● Exercise requirements
Write out the entries verbatim and leave the images out of the copy.

═════ Data lines ═════

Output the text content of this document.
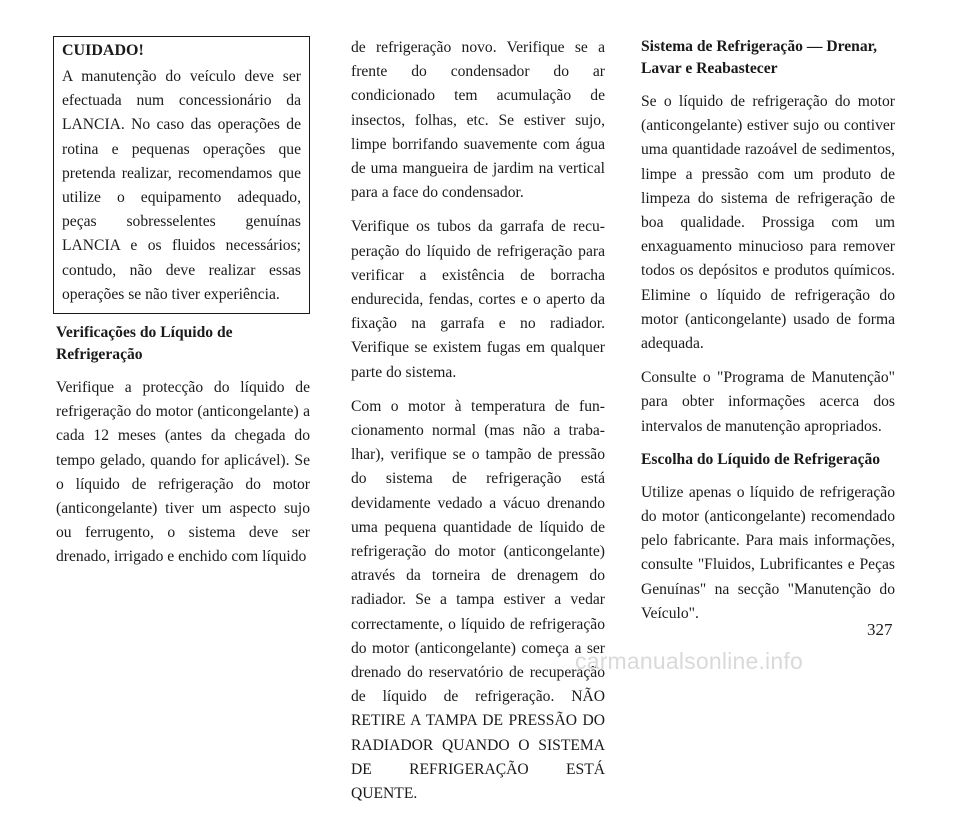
CUIDADO!

A manutenção do veículo deve ser efectuada num concessionário da LANCIA. No caso das operações de rotina e pequenas operações que pretenda realizar, recomendamos que utilize o equipamento adequado, peças sobresselentes genuínas LANCIA e os fluidos necessários; contudo, não deve realizar essas operações se não tiver experiência.

Verificações do Líquido de Refrigeração

Verifique a protecção do líquido de refrigeração do motor (anticongelante) a cada 12 meses (antes da chegada do tempo gelado, quando for aplicável). Se o líquido de refrigeração do motor (anticongelante) tiver um aspecto sujo ou ferrugento, o sistema deve ser drenado, irrigado e enchido com líquido

de refrigeração novo. Verifique se a frente do condensador do ar condicionado tem acumulação de insectos, folhas, etc. Se estiver sujo, limpe borrifando suavemente com água de uma mangueira de jardim na vertical para a face do condensador.

Verifique os tubos da garrafa de recuperação do líquido de refrigeração para verificar a existência de borracha endurecida, fendas, cortes e o aperto da fixação na garrafa e no radiador. Verifique se existem fugas em qualquer parte do sistema.

Com o motor à temperatura de funcionamento normal (mas não a trabalhar), verifique se o tampão de pressão do sistema de refrigeração está devidamente vedado a vácuo drenando uma pequena quantidade de líquido de refrigeração do motor (anticongelante) através da torneira de drenagem do radiador. Se a tampa estiver a vedar correctamente, o líquido de refrigeração do motor (anticongelante) começa a ser drenado do reservatório de recuperação de líquido de refrigeração. NÃO RETIRE A TAMPA DE PRESSÃO DO RADIADOR QUANDO O SISTEMA DE REFRIGERAÇÃO ESTÁ QUENTE.

Sistema de Refrigeração — Drenar, Lavar e Reabastecer

Se o líquido de refrigeração do motor (anticongelante) estiver sujo ou contiver uma quantidade razoável de sedimentos, limpe a pressão com um produto de limpeza do sistema de refrigeração de boa qualidade. Prossiga com um enxaguamento minucioso para remover todos os depósitos e produtos químicos. Elimine o líquido de refrigeração do motor (anticongelante) usado de forma adequada.

Consulte o "Programa de Manutenção" para obter informações acerca dos intervalos de manutenção apropriados.

Escolha do Líquido de Refrigeração

Utilize apenas o líquido de refrigeração do motor (anticongelante) recomendado pelo fabricante. Para mais informações, consulte "Fluidos, Lubrificantes e Peças Genuínas" na secção "Manutenção do Veículo".

327
carmanualsonline.info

═════

● Response to the task
Output the text content of this document.
CUIDADO!

A manutenção do veículo deve ser efectuada num concessionário da LANCIA. No caso das operações de rotina e pequenas operações que pretenda realizar, recomendamos que utilize o equipamento adequado, peças sobresselentes genuínas LANCIA e os fluidos necessários; contudo, não deve realizar essas operações se não tiver experiência.

Verificações do Líquido de Refrigeração

Verifique a protecção do líquido de refrigeração do motor (anticongelante) a cada 12 meses (antes da chegada do tempo gelado, quando for aplicável). Se o líquido de refrigeração do motor (anticongelante) tiver um aspecto sujo ou ferrugento, o sistema deve ser drenado, irrigado e enchido com líquido

de refrigeração novo. Verifique se a frente do condensador do ar condicionado tem acumulação de insectos, folhas, etc. Se estiver sujo, limpe borrifando suavemente com água de uma mangueira de jardim na vertical para a face do condensador.

Verifique os tubos da garrafa de recuperação do líquido de refrigeração para verificar a existência de borracha endurecida, fendas, cortes e o aperto da fixação na garrafa e no radiador. Verifique se existem fugas em qualquer parte do sistema.

Com o motor à temperatura de funcionamento normal (mas não a trabalhar), verifique se o tampão de pressão do sistema de refrigeração está devidamente vedado a vácuo drenando uma pequena quantidade de líquido de refrigeração do motor (anticongelante) através da torneira de drenagem do radiador. Se a tampa estiver a vedar correctamente, o líquido de refrigeração do motor (anticongelante) começa a ser drenado do reservatório de recuperação de líquido de refrigeração. NÃO RETIRE A TAMPA DE PRESSÃO DO RADIADOR QUANDO O SISTEMA DE REFRIGERAÇÃO ESTÁ QUENTE.

Sistema de Refrigeração — Drenar, Lavar e Reabastecer

Se o líquido de refrigeração do motor (anticongelante) estiver sujo ou contiver uma quantidade razoável de sedimentos, limpe a pressão com um produto de limpeza do sistema de refrigeração de boa qualidade. Prossiga com um enxaguamento minucioso para remover todos os depósitos e produtos químicos. Elimine o líquido de refrigeração do motor (anticongelante) usado de forma adequada.

Consulte o "Programa de Manutenção" para obter informações acerca dos intervalos de manutenção apropriados.

Escolha do Líquido de Refrigeração

Utilize apenas o líquido de refrigeração do motor (anticongelante) recomendado pelo fabricante. Para mais informações, consulte "Fluidos, Lubrificantes e Peças Genuínas" na secção "Manutenção do Veículo".

327
carmanualsonline.info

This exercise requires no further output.